┌────────

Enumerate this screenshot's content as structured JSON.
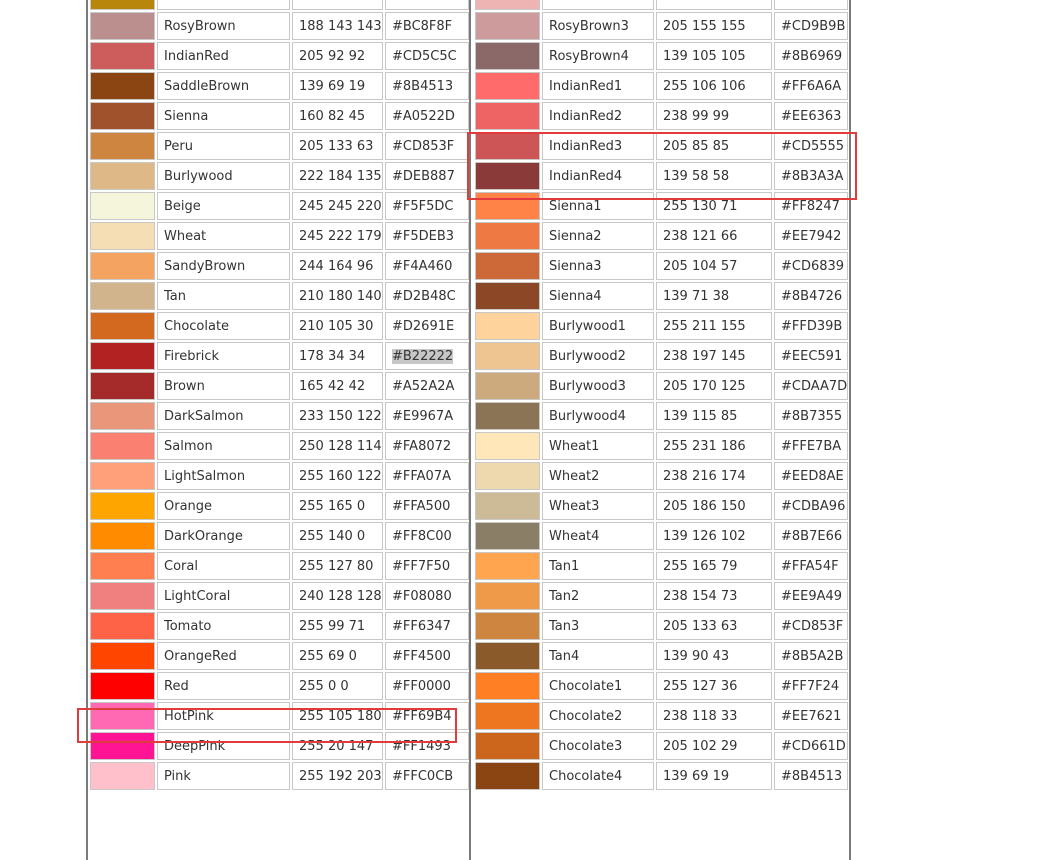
{
  "accent_color": "#e23b3b",
  "left_table": {
    "rows": [
      {
        "swatch": "#B8860B",
        "name": "",
        "rgb": "",
        "hex": ""
      },
      {
        "swatch": "#BC8F8F",
        "name": "RosyBrown",
        "rgb": "188 143 143",
        "hex": "#BC8F8F"
      },
      {
        "swatch": "#CD5C5C",
        "name": "IndianRed",
        "rgb": "205 92 92",
        "hex": "#CD5C5C"
      },
      {
        "swatch": "#8B4513",
        "name": "SaddleBrown",
        "rgb": "139 69 19",
        "hex": "#8B4513"
      },
      {
        "swatch": "#A0522D",
        "name": "Sienna",
        "rgb": "160 82 45",
        "hex": "#A0522D"
      },
      {
        "swatch": "#CD853F",
        "name": "Peru",
        "rgb": "205 133 63",
        "hex": "#CD853F"
      },
      {
        "swatch": "#DEB887",
        "name": "Burlywood",
        "rgb": "222 184 135",
        "hex": "#DEB887"
      },
      {
        "swatch": "#F5F5DC",
        "name": "Beige",
        "rgb": "245 245 220",
        "hex": "#F5F5DC"
      },
      {
        "swatch": "#F5DEB3",
        "name": "Wheat",
        "rgb": "245 222 179",
        "hex": "#F5DEB3"
      },
      {
        "swatch": "#F4A460",
        "name": "SandyBrown",
        "rgb": "244 164 96",
        "hex": "#F4A460"
      },
      {
        "swatch": "#D2B48C",
        "name": "Tan",
        "rgb": "210 180 140",
        "hex": "#D2B48C"
      },
      {
        "swatch": "#D2691E",
        "name": "Chocolate",
        "rgb": "210 105 30",
        "hex": "#D2691E"
      },
      {
        "swatch": "#B22222",
        "name": "Firebrick",
        "rgb": "178 34 34",
        "hex": "#B22222",
        "hex_highlighted": true
      },
      {
        "swatch": "#A52A2A",
        "name": "Brown",
        "rgb": "165 42 42",
        "hex": "#A52A2A"
      },
      {
        "swatch": "#E9967A",
        "name": "DarkSalmon",
        "rgb": "233 150 122",
        "hex": "#E9967A"
      },
      {
        "swatch": "#FA8072",
        "name": "Salmon",
        "rgb": "250 128 114",
        "hex": "#FA8072"
      },
      {
        "swatch": "#FFA07A",
        "name": "LightSalmon",
        "rgb": "255 160 122",
        "hex": "#FFA07A"
      },
      {
        "swatch": "#FFA500",
        "name": "Orange",
        "rgb": "255 165 0",
        "hex": "#FFA500"
      },
      {
        "swatch": "#FF8C00",
        "name": "DarkOrange",
        "rgb": "255 140 0",
        "hex": "#FF8C00"
      },
      {
        "swatch": "#FF7F50",
        "name": "Coral",
        "rgb": "255 127 80",
        "hex": "#FF7F50"
      },
      {
        "swatch": "#F08080",
        "name": "LightCoral",
        "rgb": "240 128 128",
        "hex": "#F08080"
      },
      {
        "swatch": "#FF6347",
        "name": "Tomato",
        "rgb": "255 99 71",
        "hex": "#FF6347"
      },
      {
        "swatch": "#FF4500",
        "name": "OrangeRed",
        "rgb": "255 69 0",
        "hex": "#FF4500"
      },
      {
        "swatch": "#FF0000",
        "name": "Red",
        "rgb": "255 0 0",
        "hex": "#FF0000"
      },
      {
        "swatch": "#FF69B4",
        "name": "HotPink",
        "rgb": "255 105 180",
        "hex": "#FF69B4"
      },
      {
        "swatch": "#FF1493",
        "name": "DeepPink",
        "rgb": "255 20 147",
        "hex": "#FF1493"
      },
      {
        "swatch": "#FFC0CB",
        "name": "Pink",
        "rgb": "255 192 203",
        "hex": "#FFC0CB"
      }
    ]
  },
  "right_table": {
    "rows": [
      {
        "swatch": "#EEB4B4",
        "name": "",
        "rgb": "",
        "hex": ""
      },
      {
        "swatch": "#CD9B9B",
        "name": "RosyBrown3",
        "rgb": "205 155 155",
        "hex": "#CD9B9B"
      },
      {
        "swatch": "#8B6969",
        "name": "RosyBrown4",
        "rgb": "139 105 105",
        "hex": "#8B6969"
      },
      {
        "swatch": "#FF6A6A",
        "name": "IndianRed1",
        "rgb": "255 106 106",
        "hex": "#FF6A6A"
      },
      {
        "swatch": "#EE6363",
        "name": "IndianRed2",
        "rgb": "238 99 99",
        "hex": "#EE6363"
      },
      {
        "swatch": "#CD5555",
        "name": "IndianRed3",
        "rgb": "205 85 85",
        "hex": "#CD5555"
      },
      {
        "swatch": "#8B3A3A",
        "name": "IndianRed4",
        "rgb": "139 58 58",
        "hex": "#8B3A3A"
      },
      {
        "swatch": "#FF8247",
        "name": "Sienna1",
        "rgb": "255 130 71",
        "hex": "#FF8247"
      },
      {
        "swatch": "#EE7942",
        "name": "Sienna2",
        "rgb": "238 121 66",
        "hex": "#EE7942"
      },
      {
        "swatch": "#CD6839",
        "name": "Sienna3",
        "rgb": "205 104 57",
        "hex": "#CD6839"
      },
      {
        "swatch": "#8B4726",
        "name": "Sienna4",
        "rgb": "139 71 38",
        "hex": "#8B4726"
      },
      {
        "swatch": "#FFD39B",
        "name": "Burlywood1",
        "rgb": "255 211 155",
        "hex": "#FFD39B"
      },
      {
        "swatch": "#EEC591",
        "name": "Burlywood2",
        "rgb": "238 197 145",
        "hex": "#EEC591"
      },
      {
        "swatch": "#CDAA7D",
        "name": "Burlywood3",
        "rgb": "205 170 125",
        "hex": "#CDAA7D"
      },
      {
        "swatch": "#8B7355",
        "name": "Burlywood4",
        "rgb": "139 115 85",
        "hex": "#8B7355"
      },
      {
        "swatch": "#FFE7BA",
        "name": "Wheat1",
        "rgb": "255 231 186",
        "hex": "#FFE7BA"
      },
      {
        "swatch": "#EED8AE",
        "name": "Wheat2",
        "rgb": "238 216 174",
        "hex": "#EED8AE"
      },
      {
        "swatch": "#CDBA96",
        "name": "Wheat3",
        "rgb": "205 186 150",
        "hex": "#CDBA96"
      },
      {
        "swatch": "#8B7E66",
        "name": "Wheat4",
        "rgb": "139 126 102",
        "hex": "#8B7E66"
      },
      {
        "swatch": "#FFA54F",
        "name": "Tan1",
        "rgb": "255 165 79",
        "hex": "#FFA54F"
      },
      {
        "swatch": "#EE9A49",
        "name": "Tan2",
        "rgb": "238 154 73",
        "hex": "#EE9A49"
      },
      {
        "swatch": "#CD853F",
        "name": "Tan3",
        "rgb": "205 133 63",
        "hex": "#CD853F"
      },
      {
        "swatch": "#8B5A2B",
        "name": "Tan4",
        "rgb": "139 90 43",
        "hex": "#8B5A2B"
      },
      {
        "swatch": "#FF7F24",
        "name": "Chocolate1",
        "rgb": "255 127 36",
        "hex": "#FF7F24"
      },
      {
        "swatch": "#EE7621",
        "name": "Chocolate2",
        "rgb": "238 118 33",
        "hex": "#EE7621"
      },
      {
        "swatch": "#CD661D",
        "name": "Chocolate3",
        "rgb": "205 102 29",
        "hex": "#CD661D"
      },
      {
        "swatch": "#8B4513",
        "name": "Chocolate4",
        "rgb": "139 69 19",
        "hex": "#8B4513"
      }
    ]
  }
}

└────────

▸ **Objective**:
Reproduce every line exactly and omit all pictures.

▸ **Final result**:
Enumerate this screenshot's content as structured JSON.
{
  "accent_color": "#e23b3b",
  "left_table": {
    "rows": [
      {
        "swatch": "#B8860B",
        "name": "",
        "rgb": "",
        "hex": ""
      },
      {
        "swatch": "#BC8F8F",
        "name": "RosyBrown",
        "rgb": "188 143 143",
        "hex": "#BC8F8F"
      },
      {
        "swatch": "#CD5C5C",
        "name": "IndianRed",
        "rgb": "205 92 92",
        "hex": "#CD5C5C"
      },
      {
        "swatch": "#8B4513",
        "name": "SaddleBrown",
        "rgb": "139 69 19",
        "hex": "#8B4513"
      },
      {
        "swatch": "#A0522D",
        "name": "Sienna",
        "rgb": "160 82 45",
        "hex": "#A0522D"
      },
      {
        "swatch": "#CD853F",
        "name": "Peru",
        "rgb": "205 133 63",
        "hex": "#CD853F"
      },
      {
        "swatch": "#DEB887",
        "name": "Burlywood",
        "rgb": "222 184 135",
        "hex": "#DEB887"
      },
      {
        "swatch": "#F5F5DC",
        "name": "Beige",
        "rgb": "245 245 220",
        "hex": "#F5F5DC"
      },
      {
        "swatch": "#F5DEB3",
        "name": "Wheat",
        "rgb": "245 222 179",
        "hex": "#F5DEB3"
      },
      {
        "swatch": "#F4A460",
        "name": "SandyBrown",
        "rgb": "244 164 96",
        "hex": "#F4A460"
      },
      {
        "swatch": "#D2B48C",
        "name": "Tan",
        "rgb": "210 180 140",
        "hex": "#D2B48C"
      },
      {
        "swatch": "#D2691E",
        "name": "Chocolate",
        "rgb": "210 105 30",
        "hex": "#D2691E"
      },
      {
        "swatch": "#B22222",
        "name": "Firebrick",
        "rgb": "178 34 34",
        "hex": "#B22222",
        "hex_highlighted": true
      },
      {
        "swatch": "#A52A2A",
        "name": "Brown",
        "rgb": "165 42 42",
        "hex": "#A52A2A"
      },
      {
        "swatch": "#E9967A",
        "name": "DarkSalmon",
        "rgb": "233 150 122",
        "hex": "#E9967A"
      },
      {
        "swatch": "#FA8072",
        "name": "Salmon",
        "rgb": "250 128 114",
        "hex": "#FA8072"
      },
      {
        "swatch": "#FFA07A",
        "name": "LightSalmon",
        "rgb": "255 160 122",
        "hex": "#FFA07A"
      },
      {
        "swatch": "#FFA500",
        "name": "Orange",
        "rgb": "255 165 0",
        "hex": "#FFA500"
      },
      {
        "swatch": "#FF8C00",
        "name": "DarkOrange",
        "rgb": "255 140 0",
        "hex": "#FF8C00"
      },
      {
        "swatch": "#FF7F50",
        "name": "Coral",
        "rgb": "255 127 80",
        "hex": "#FF7F50"
      },
      {
        "swatch": "#F08080",
        "name": "LightCoral",
        "rgb": "240 128 128",
        "hex": "#F08080"
      },
      {
        "swatch": "#FF6347",
        "name": "Tomato",
        "rgb": "255 99 71",
        "hex": "#FF6347"
      },
      {
        "swatch": "#FF4500",
        "name": "OrangeRed",
        "rgb": "255 69 0",
        "hex": "#FF4500"
      },
      {
        "swatch": "#FF0000",
        "name": "Red",
        "rgb": "255 0 0",
        "hex": "#FF0000"
      },
      {
        "swatch": "#FF69B4",
        "name": "HotPink",
        "rgb": "255 105 180",
        "hex": "#FF69B4"
      },
      {
        "swatch": "#FF1493",
        "name": "DeepPink",
        "rgb": "255 20 147",
        "hex": "#FF1493"
      },
      {
        "swatch": "#FFC0CB",
        "name": "Pink",
        "rgb": "255 192 203",
        "hex": "#FFC0CB"
      }
    ]
  },
  "right_table": {
    "rows": [
      {
        "swatch": "#EEB4B4",
        "name": "",
        "rgb": "",
        "hex": ""
      },
      {
        "swatch": "#CD9B9B",
        "name": "RosyBrown3",
        "rgb": "205 155 155",
        "hex": "#CD9B9B"
      },
      {
        "swatch": "#8B6969",
        "name": "RosyBrown4",
        "rgb": "139 105 105",
        "hex": "#8B6969"
      },
      {
        "swatch": "#FF6A6A",
        "name": "IndianRed1",
        "rgb": "255 106 106",
        "hex": "#FF6A6A"
      },
      {
        "swatch": "#EE6363",
        "name": "IndianRed2",
        "rgb": "238 99 99",
        "hex": "#EE6363"
      },
      {
        "swatch": "#CD5555",
        "name": "IndianRed3",
        "rgb": "205 85 85",
        "hex": "#CD5555"
      },
      {
        "swatch": "#8B3A3A",
        "name": "IndianRed4",
        "rgb": "139 58 58",
        "hex": "#8B3A3A"
      },
      {
        "swatch": "#FF8247",
        "name": "Sienna1",
        "rgb": "255 130 71",
        "hex": "#FF8247"
      },
      {
        "swatch": "#EE7942",
        "name": "Sienna2",
        "rgb": "238 121 66",
        "hex": "#EE7942"
      },
      {
        "swatch": "#CD6839",
        "name": "Sienna3",
        "rgb": "205 104 57",
        "hex": "#CD6839"
      },
      {
        "swatch": "#8B4726",
        "name": "Sienna4",
        "rgb": "139 71 38",
        "hex": "#8B4726"
      },
      {
        "swatch": "#FFD39B",
        "name": "Burlywood1",
        "rgb": "255 211 155",
        "hex": "#FFD39B"
      },
      {
        "swatch": "#EEC591",
        "name": "Burlywood2",
        "rgb": "238 197 145",
        "hex": "#EEC591"
      },
      {
        "swatch": "#CDAA7D",
        "name": "Burlywood3",
        "rgb": "205 170 125",
        "hex": "#CDAA7D"
      },
      {
        "swatch": "#8B7355",
        "name": "Burlywood4",
        "rgb": "139 115 85",
        "hex": "#8B7355"
      },
      {
        "swatch": "#FFE7BA",
        "name": "Wheat1",
        "rgb": "255 231 186",
        "hex": "#FFE7BA"
      },
      {
        "swatch": "#EED8AE",
        "name": "Wheat2",
        "rgb": "238 216 174",
        "hex": "#EED8AE"
      },
      {
        "swatch": "#CDBA96",
        "name": "Wheat3",
        "rgb": "205 186 150",
        "hex": "#CDBA96"
      },
      {
        "swatch": "#8B7E66",
        "name": "Wheat4",
        "rgb": "139 126 102",
        "hex": "#8B7E66"
      },
      {
        "swatch": "#FFA54F",
        "name": "Tan1",
        "rgb": "255 165 79",
        "hex": "#FFA54F"
      },
      {
        "swatch": "#EE9A49",
        "name": "Tan2",
        "rgb": "238 154 73",
        "hex": "#EE9A49"
      },
      {
        "swatch": "#CD853F",
        "name": "Tan3",
        "rgb": "205 133 63",
        "hex": "#CD853F"
      },
      {
        "swatch": "#8B5A2B",
        "name": "Tan4",
        "rgb": "139 90 43",
        "hex": "#8B5A2B"
      },
      {
        "swatch": "#FF7F24",
        "name": "Chocolate1",
        "rgb": "255 127 36",
        "hex": "#FF7F24"
      },
      {
        "swatch": "#EE7621",
        "name": "Chocolate2",
        "rgb": "238 118 33",
        "hex": "#EE7621"
      },
      {
        "swatch": "#CD661D",
        "name": "Chocolate3",
        "rgb": "205 102 29",
        "hex": "#CD661D"
      },
      {
        "swatch": "#8B4513",
        "name": "Chocolate4",
        "rgb": "139 69 19",
        "hex": "#8B4513"
      }
    ]
  }
}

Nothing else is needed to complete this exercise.